**Given instruction**
Turn the records from the line containing "Localize all elements." through the line containing "level-bar-low xyxy=(207,294,216,317)" into a numbered list, including both of those lines and nothing else. Leave out any blank lines.

**Listed entries**
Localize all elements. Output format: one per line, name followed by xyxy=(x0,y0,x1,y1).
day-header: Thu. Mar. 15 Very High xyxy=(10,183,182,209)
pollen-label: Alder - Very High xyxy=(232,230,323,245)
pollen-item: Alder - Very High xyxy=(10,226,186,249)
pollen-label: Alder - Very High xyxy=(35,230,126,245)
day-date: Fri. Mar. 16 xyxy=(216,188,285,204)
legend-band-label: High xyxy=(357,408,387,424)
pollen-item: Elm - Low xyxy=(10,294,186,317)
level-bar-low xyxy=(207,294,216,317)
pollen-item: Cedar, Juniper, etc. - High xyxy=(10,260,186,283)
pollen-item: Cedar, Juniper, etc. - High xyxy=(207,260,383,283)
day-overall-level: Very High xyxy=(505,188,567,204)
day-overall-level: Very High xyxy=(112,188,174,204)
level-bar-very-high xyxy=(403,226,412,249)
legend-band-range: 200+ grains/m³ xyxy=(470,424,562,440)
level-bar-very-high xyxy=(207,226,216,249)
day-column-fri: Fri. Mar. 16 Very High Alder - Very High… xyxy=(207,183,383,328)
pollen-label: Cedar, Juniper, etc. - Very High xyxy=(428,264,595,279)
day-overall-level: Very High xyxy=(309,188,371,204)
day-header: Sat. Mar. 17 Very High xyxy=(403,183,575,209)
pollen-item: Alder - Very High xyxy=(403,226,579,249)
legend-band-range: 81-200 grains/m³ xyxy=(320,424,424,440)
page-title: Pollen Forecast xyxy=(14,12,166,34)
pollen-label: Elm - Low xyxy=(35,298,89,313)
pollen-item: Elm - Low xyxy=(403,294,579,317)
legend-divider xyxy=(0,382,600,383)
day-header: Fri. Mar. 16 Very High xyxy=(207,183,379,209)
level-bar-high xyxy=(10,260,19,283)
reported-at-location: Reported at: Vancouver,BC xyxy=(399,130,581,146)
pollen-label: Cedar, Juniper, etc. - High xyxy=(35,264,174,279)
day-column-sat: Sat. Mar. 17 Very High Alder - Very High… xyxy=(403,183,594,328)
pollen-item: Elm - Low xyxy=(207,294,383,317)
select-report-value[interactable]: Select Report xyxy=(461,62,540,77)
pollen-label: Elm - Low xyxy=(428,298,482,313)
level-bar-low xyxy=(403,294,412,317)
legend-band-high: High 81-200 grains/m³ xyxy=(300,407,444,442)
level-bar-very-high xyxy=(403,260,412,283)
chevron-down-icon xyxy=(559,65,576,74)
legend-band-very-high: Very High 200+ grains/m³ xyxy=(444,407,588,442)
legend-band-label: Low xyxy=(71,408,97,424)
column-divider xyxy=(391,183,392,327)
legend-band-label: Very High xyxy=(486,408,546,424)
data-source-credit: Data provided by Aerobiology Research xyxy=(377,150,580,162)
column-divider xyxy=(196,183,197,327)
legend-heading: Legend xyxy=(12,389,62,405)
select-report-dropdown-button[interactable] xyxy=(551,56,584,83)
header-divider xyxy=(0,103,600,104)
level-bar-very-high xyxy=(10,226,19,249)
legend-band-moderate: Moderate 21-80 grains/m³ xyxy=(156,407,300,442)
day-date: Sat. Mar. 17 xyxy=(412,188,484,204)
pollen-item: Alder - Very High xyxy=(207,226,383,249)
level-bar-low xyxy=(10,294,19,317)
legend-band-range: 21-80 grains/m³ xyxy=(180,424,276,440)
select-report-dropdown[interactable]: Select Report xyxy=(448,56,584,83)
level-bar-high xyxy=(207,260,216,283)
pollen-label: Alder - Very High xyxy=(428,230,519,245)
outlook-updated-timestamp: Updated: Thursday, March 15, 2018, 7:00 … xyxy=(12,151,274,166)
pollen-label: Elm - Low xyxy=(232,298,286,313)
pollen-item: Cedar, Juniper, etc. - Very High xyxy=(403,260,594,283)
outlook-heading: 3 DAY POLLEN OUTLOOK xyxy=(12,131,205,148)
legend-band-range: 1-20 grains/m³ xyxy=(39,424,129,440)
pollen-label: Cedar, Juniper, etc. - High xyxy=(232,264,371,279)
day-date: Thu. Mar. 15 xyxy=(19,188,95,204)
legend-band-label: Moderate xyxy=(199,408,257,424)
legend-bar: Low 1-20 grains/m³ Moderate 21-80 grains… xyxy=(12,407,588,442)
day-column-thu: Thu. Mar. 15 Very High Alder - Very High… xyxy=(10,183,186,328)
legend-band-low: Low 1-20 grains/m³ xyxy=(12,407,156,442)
==
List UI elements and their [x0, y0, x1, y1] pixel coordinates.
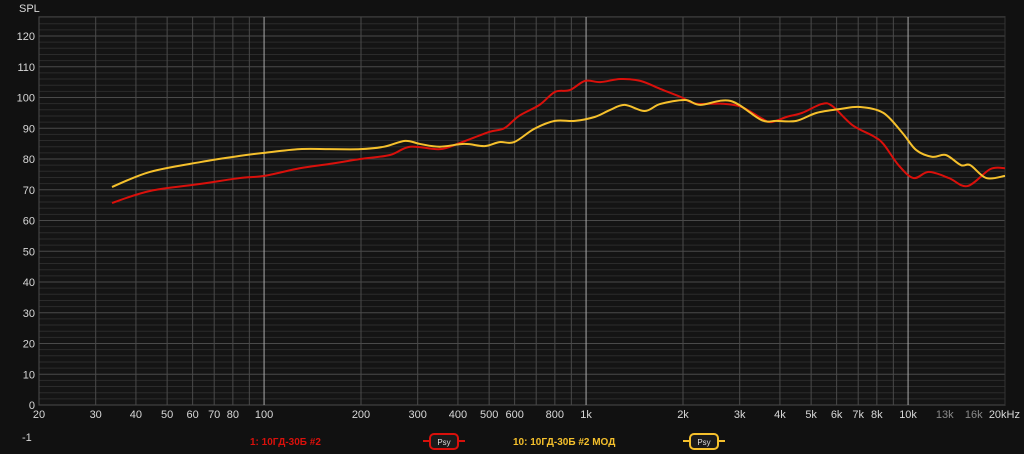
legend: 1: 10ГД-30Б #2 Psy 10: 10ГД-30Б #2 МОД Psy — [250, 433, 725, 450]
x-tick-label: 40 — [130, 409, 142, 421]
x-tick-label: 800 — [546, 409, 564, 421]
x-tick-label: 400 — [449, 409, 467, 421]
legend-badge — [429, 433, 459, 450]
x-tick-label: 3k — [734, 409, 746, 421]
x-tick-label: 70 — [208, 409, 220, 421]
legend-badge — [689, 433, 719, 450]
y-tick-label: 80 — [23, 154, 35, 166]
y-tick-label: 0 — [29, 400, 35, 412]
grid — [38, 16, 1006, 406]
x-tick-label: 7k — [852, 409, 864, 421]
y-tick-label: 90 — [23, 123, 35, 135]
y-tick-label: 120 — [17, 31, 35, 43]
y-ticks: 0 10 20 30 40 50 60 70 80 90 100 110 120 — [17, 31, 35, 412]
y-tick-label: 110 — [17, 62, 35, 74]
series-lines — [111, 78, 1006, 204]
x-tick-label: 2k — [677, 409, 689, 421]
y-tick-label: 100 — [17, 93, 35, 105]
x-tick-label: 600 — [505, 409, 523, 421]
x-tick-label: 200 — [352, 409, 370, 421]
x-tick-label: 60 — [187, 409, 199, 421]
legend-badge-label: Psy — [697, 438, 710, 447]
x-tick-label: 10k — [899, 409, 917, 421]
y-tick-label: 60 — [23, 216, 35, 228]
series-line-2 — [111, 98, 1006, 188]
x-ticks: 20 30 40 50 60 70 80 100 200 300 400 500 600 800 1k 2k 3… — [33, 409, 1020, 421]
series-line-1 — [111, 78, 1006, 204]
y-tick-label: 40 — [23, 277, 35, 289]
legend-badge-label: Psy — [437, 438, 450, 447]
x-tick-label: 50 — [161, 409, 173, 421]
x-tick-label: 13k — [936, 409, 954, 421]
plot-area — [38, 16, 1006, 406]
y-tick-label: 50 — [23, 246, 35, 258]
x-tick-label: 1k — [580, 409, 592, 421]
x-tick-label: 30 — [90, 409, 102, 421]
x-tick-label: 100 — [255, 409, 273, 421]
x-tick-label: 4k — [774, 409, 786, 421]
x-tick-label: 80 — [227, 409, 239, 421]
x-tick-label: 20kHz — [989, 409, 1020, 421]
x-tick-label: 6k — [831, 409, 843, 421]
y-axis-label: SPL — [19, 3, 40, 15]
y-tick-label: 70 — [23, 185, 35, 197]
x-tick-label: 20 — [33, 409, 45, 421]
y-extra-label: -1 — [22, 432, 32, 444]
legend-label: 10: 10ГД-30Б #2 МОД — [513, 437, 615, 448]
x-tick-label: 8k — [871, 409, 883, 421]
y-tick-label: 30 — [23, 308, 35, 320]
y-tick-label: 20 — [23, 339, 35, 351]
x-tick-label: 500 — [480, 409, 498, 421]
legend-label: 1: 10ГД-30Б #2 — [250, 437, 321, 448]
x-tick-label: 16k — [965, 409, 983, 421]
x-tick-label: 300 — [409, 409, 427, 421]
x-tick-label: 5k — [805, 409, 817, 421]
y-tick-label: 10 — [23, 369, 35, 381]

**Full response**
1. Localize all elements. Output format: one per line, name followed by xyxy=(x0,y0,x1,y1).
2. day-header: Thu. Mar. 15 Very High xyxy=(10,183,182,209)
3. pollen-label: Alder - Very High xyxy=(232,230,323,245)
4. pollen-item: Alder - Very High xyxy=(10,226,186,249)
5. pollen-label: Alder - Very High xyxy=(35,230,126,245)
6. day-date: Fri. Mar. 16 xyxy=(216,188,285,204)
7. legend-band-label: High xyxy=(357,408,387,424)
8. pollen-item: Elm - Low xyxy=(10,294,186,317)
9. level-bar-low xyxy=(207,294,216,317)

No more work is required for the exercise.